_ARBEITSANWEISUNGEN_
a – Wer nahm Kim Kardashian laut dem Text über Richard Lugner am Flughafen in Empfang?
b – Fassen Sie den Absatz aus dem Text über Richard Lugner, der mit „In diesem Jahr konnte Lugner“ beginnt, als kurze Stichpunktliste zusammen.
c – Geben Sie aus dem Text über Richard Lugner die Stelle von „Wer nämlich seine“ bis „in den Allerwertesten.“ wortgetreu wieder.

_VORLIEGENDER TEXT_
=====

Aus „stern.de“: „Dita von Teese, Paris Hilton, Pamela Anderson - es gibt einen Mann, der sie alle hatte. Richard ‚Mörtel’ Lugner, österreichischer Bauunternehmer und Lebemann, gönnt sich jedes Jahr eine prominente Begleitung zum Wiener Opernball.
In diesem Jahr konnte Lugner US-Starlet Kim Kardashian nach Wien locken. Die 33-Jährige flog mit Mama Kris Jenner und ihrer acht Monate alten Tochter North nach Österreich und wurde von Lugner persönlich am Flughafen in Empfang genommen. Angeblich musste der Bauunternehmer 250.000 Euro für Kardashians Anreise hinblättern. Nicht eingerechnet sind da die Sonderwünsche des It-Girls - Bodyguards, Stylisten, Visagisten, Friseure, Babysitter, ein eigenes Kamerateam -, dafür zahlt Lugner extra.“
Es geht auch günstiger, Herr Mörtel!
Wer nämlich seine Birne gern vor Kameras hält, sollte sich - sofern er zum Beispiel ordentlich Schotter geerbt hat – lieber eine linke Wochenschrift zulegen. Sagen wir, so was wie den „Freitag“. Mag das defizitäre Konglomerat von der Resterampe verblichener Kommunisten-Postillen auch der lesenden Öffentlichkeit weiträumig am Derrière vorbeigehen - es ist immerhin ein Garant, dass geneigte Talkshow-Moderatoren den spendablen Durchfütterer alle naselang einladen können.
Am vergangenen Sonntagabend war es wieder soweit: Jakob-ich trage-einen-großen-Namen saß bei Günther Jauch. Und trat, frisch gescheitelt und gerechtigkeitsmäßig voll aufgepumpt, Uli-dem-Schrecklichen noch mal beherzt in den Allerwertesten.
Und jetzt, Mörtel Lugner, zücken Sie mal den Taschenrechner!

=====

_VORLIEGENDE ANGABEN_
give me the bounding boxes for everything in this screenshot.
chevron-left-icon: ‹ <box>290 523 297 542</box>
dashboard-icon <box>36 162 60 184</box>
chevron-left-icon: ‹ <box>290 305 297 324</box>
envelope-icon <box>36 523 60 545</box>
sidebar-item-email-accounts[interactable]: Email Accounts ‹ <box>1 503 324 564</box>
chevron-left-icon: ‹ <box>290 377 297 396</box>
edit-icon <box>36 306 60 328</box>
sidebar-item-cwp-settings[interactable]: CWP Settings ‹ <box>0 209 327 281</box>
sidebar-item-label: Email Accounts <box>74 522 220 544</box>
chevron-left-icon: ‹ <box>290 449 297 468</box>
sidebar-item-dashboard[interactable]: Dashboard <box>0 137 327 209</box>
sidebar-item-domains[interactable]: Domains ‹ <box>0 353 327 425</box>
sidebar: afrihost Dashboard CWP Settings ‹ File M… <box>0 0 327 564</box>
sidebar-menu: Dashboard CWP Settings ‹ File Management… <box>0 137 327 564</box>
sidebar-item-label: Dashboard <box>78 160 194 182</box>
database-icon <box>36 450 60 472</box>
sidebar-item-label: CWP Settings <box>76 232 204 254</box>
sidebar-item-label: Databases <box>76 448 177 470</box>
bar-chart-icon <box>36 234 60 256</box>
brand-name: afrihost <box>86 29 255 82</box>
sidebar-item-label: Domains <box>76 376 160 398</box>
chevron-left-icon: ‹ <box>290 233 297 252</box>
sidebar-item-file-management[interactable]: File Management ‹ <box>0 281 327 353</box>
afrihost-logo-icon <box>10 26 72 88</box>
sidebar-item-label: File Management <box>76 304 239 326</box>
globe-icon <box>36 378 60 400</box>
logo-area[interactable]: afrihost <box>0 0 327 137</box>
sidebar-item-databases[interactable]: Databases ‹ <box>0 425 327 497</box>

=====

_LÖSUNGEN_
a – Richard Lugner persönlich.

b –
- Lugner holte in diesem Jahr Kim Kardashian nach Wien.
- Die 33-Jährige reiste mit ihrer Mutter Kris Jenner und ihrer acht Monate alten Tochter North an.
- Lugner empfing sie persönlich am Flughafen.
- Für die Anreise soll er angeblich 250.000 Euro gezahlt haben.
- Sonderwünsche wie Bodyguards, Stylisten, Visagisten, Friseure, Babysitter und ein eigenes Kamerateam bezahlt Lugner zusätzlich.

c –
Wer nämlich seine Birne gern vor Kameras hält, sollte sich - sofern er zum Beispiel ordentlich Schotter geerbt hat – lieber eine linke Wochenschrift zulegen. Sagen wir, so was wie den „Freitag“. Mag das defizitäre Konglomerat von der Resterampe verblichener Kommunisten-Postillen auch der lesenden Öffentlichkeit weiträumig am Derrière vorbeigehen - es ist immerhin ein Garant, dass geneigte Talkshow-Moderatoren den spendablen Durchfütterer alle naselang einladen können.
Am vergangenen Sonntagabend war es wieder soweit: Jakob-ich trage-einen-großen-Namen saß bei Günther Jauch. Und trat, frisch gescheitelt und gerechtigkeitsmäßig voll aufgepumpt, Uli-dem-Schrecklichen noch mal beherzt in den Allerwertesten.